**Краткое задание 1:** Отредактируйте строки листинга между строками, содержащими "Ellipse shape [365, 308, 396, 332]" и "Ellipse shape [317, 212, 427, 244]", включительно: замените "Bar" на "Rectangle", остальное оставьте без изменений. Выведите только эти строки.

**Текст для чтения:**
● ● ●

Дошедшие до нас в библейской традиции учения пророков предоставляли моральным нормам такие интерпретации и основания, которые наделяли их публичной убедительной силой; они объясняли, почему Божьи заповеди — не бездумные приказания, но могут претендовать на значимость в когнитивном смысле. Допустим, прежде всего, что для морали как таковой и в современных жизненных условиях нет функционального эквивалента; что, следовательно, моральная языковая игра не может быть заменена одним только контролем за поведением, и притом воспринимаемым исключительно как таковым. Тогда получивший феноменологическое подтверждение когнитивный смысл значимости моральных суждений и позиций ставит нас перед вопросом, является ли убеждающая сила признанных ценностей и норм чем-то вроде трансцендентальной видимости, или же эта видимость может быть оправдана и в постметафизических условиях. Моральная философия может даже не приводить основания и интерпретации, которые в секуляризованных обществах занимают место обесцененных — во всяком случае публично — религиозных оснований и интерпретаций; но ей следовало бы обозначить вид оснований и интерпретаций, которые и без религиозного прикрытия могут обеспечить моральной языковой игре достаточную убедительную силу. Ввиду такой генеалогической постановки вопроса я хотел бы (1) напомнить о монотеистической основе значимости наших моральных заповедей и (2) точнее определить требования, предъявляемые современной исходной ситуацией.

1. Библия сводит моральные заповеди к данному в откровении слову Божию. Эти заповеди требуют безусловного послушания, ибо их осеняет авторитет всемогущего Бога. В данном отношении значимость долженствования (Sollgeltung) была бы наделена лишь чертами «принуждения» (Mussens), в котором отражается неограниченная власть суверена. Бог способен принудить к повиновению. Но подобное волюнтаристское толкование еще не наделяет значимость норм когнитивным смыслом. Она получает такой смысл лишь благодаря тому, что моральные заповеди интерпретируются как волеизъявление всеведущего, а также абсолютно справедливого и благого Бога. Заповеди не порождаются произволом Всемогущего, но суть волеизъявления Бога, который столь же мудр в качестве Бога-Творца, сколь справедлив и благ в качестве Бога-Спасителя. Из этих двух измерений — порядка творения и истории искупления — можно извлечь онтотеологические и сотериологические основания для признания божественных заповедей.

● ● ●

Несколько записей:
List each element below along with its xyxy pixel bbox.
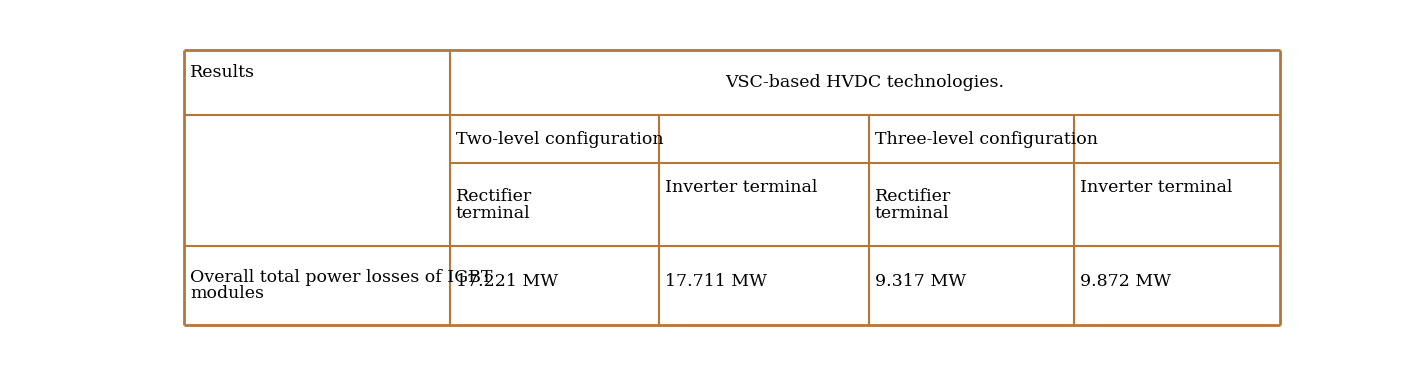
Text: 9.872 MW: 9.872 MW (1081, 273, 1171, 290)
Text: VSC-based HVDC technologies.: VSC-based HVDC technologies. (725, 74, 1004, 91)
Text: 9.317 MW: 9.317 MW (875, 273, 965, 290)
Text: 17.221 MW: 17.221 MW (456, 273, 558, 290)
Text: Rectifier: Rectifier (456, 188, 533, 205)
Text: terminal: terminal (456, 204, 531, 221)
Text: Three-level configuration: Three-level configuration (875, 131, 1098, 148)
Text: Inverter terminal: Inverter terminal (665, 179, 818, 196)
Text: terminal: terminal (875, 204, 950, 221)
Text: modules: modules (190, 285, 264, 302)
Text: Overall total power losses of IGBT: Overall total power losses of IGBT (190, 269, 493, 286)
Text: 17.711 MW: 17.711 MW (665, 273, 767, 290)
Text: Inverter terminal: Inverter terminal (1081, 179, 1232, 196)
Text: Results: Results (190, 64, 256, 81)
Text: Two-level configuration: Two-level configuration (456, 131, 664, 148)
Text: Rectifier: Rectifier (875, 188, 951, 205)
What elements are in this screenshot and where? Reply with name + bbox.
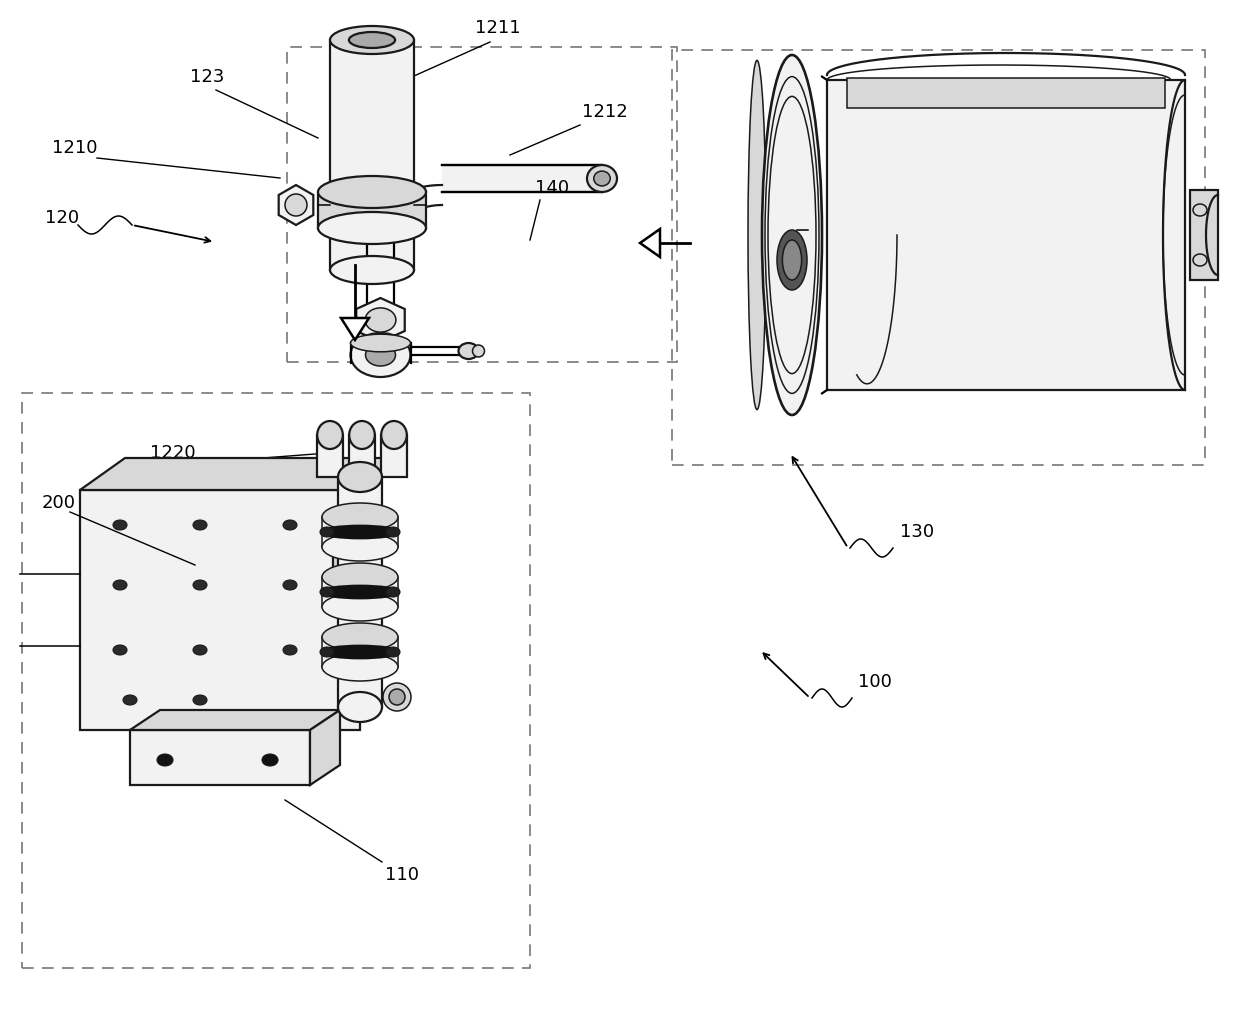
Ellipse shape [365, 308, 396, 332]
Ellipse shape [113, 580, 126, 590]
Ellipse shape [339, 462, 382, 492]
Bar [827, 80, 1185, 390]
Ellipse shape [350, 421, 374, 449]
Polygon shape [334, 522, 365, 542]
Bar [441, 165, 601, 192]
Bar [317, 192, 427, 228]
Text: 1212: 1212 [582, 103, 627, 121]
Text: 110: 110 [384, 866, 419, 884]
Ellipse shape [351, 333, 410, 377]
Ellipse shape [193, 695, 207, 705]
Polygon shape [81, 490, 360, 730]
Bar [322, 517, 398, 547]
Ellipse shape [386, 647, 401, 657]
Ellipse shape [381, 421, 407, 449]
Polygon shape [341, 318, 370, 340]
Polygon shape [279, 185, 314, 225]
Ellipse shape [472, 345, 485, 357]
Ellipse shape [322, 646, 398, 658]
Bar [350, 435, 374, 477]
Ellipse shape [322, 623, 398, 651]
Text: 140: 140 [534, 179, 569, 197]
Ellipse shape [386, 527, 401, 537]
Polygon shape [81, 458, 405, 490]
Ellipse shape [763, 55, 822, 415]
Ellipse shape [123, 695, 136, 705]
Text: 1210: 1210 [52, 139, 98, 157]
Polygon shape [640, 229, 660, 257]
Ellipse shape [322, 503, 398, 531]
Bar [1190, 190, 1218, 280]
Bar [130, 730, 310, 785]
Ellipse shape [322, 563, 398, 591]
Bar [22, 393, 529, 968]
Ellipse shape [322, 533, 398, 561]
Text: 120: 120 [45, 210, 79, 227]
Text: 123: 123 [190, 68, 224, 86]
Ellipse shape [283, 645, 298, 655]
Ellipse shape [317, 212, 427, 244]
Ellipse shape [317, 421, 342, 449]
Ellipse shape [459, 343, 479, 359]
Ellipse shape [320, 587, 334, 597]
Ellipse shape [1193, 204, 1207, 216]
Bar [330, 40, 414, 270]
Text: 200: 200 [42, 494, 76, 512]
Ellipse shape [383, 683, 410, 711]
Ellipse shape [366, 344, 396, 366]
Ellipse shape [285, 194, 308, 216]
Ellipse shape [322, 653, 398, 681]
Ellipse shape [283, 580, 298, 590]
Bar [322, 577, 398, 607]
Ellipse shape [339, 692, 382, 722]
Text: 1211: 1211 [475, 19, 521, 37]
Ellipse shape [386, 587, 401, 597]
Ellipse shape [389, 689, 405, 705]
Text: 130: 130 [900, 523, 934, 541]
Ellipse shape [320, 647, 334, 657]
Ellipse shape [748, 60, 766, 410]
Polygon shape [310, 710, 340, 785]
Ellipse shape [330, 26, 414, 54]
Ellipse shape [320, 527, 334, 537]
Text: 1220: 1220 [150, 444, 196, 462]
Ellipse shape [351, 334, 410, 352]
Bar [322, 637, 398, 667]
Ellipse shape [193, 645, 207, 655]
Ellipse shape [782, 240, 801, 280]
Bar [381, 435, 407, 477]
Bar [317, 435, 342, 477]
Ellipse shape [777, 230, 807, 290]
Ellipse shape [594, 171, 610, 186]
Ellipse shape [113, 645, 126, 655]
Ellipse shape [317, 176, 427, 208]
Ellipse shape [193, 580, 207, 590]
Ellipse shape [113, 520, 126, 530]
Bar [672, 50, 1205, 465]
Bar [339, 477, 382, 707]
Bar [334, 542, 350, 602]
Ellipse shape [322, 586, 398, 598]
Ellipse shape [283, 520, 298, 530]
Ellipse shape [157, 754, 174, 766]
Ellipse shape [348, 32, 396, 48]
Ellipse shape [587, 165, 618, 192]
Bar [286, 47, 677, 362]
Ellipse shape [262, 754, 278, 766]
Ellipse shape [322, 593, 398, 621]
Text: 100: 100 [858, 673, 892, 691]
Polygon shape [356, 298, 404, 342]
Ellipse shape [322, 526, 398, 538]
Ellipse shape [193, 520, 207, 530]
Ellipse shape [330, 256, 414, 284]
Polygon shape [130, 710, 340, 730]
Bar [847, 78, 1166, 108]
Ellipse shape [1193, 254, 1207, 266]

● ● ●

**Краткое задание 2:** Подхватите рассуждение о библейском обосновании моральных заповедей и продолжите его после последнего предложения.

**Результат задания 1:**
Ellipse shape [365, 308, 396, 332]
Ellipse shape [113, 580, 126, 590]
Ellipse shape [339, 462, 382, 492]
Rectangle [827, 80, 1185, 390]
Ellipse shape [350, 421, 374, 449]
Polygon shape [334, 522, 365, 542]
Rectangle [441, 165, 601, 192]
Rectangle [317, 192, 427, 228]
Text: 1212: 1212 [582, 103, 627, 121]
Text: 110: 110 [384, 866, 419, 884]
Ellipse shape [351, 333, 410, 377]
Ellipse shape [193, 695, 207, 705]
Polygon shape [81, 490, 360, 730]
Rectangle [322, 517, 398, 547]
Ellipse shape [386, 647, 401, 657]
Ellipse shape [381, 421, 407, 449]
Polygon shape [341, 318, 370, 340]
Polygon shape [279, 185, 314, 225]
Ellipse shape [472, 345, 485, 357]
Ellipse shape [322, 646, 398, 658]
Rectangle [350, 435, 374, 477]
Ellipse shape [322, 623, 398, 651]
Text: 140: 140 [534, 179, 569, 197]
Ellipse shape [386, 527, 401, 537]
Polygon shape [81, 458, 405, 490]
Ellipse shape [763, 55, 822, 415]
Ellipse shape [123, 695, 136, 705]
Text: 1210: 1210 [52, 139, 98, 157]
Polygon shape [640, 229, 660, 257]
Ellipse shape [322, 503, 398, 531]
Rectangle [1190, 190, 1218, 280]
Rectangle [130, 730, 310, 785]
Ellipse shape [322, 563, 398, 591]
Rectangle [22, 393, 529, 968]
Ellipse shape [322, 533, 398, 561]
Text: 120: 120 [45, 210, 79, 227]
Text: 123: 123 [190, 68, 224, 86]
Ellipse shape [283, 645, 298, 655]
Ellipse shape [317, 212, 427, 244]

**Результат задания 2:**
Онтотеологическое оправдание заповедей ссылается на устройство мира, которым мы обязаны мудрому законополаганию Бога-Творца. Оно наделяет человека и общность людей особым статусом посреди тварного мира и тем самым сообщает им некое «предназначение». Вместе с метафизикой творения в игру вступают те естественно-правовые понятия получающих космологическое обоснование этических концепций, которые известны и по безличным картинам мира азиатских религий, и греческой философии. Тому, чем вещи оказываются по своему существу, присуще телеологическое содержание. Человек — это тоже часть такого сущностного порядка; по нему он может прочесть, кто он и кем должен быть. Разумное содержание моральных законов оказывается, таким образом, онтологически удостоверено разумным устройством сущего в целом.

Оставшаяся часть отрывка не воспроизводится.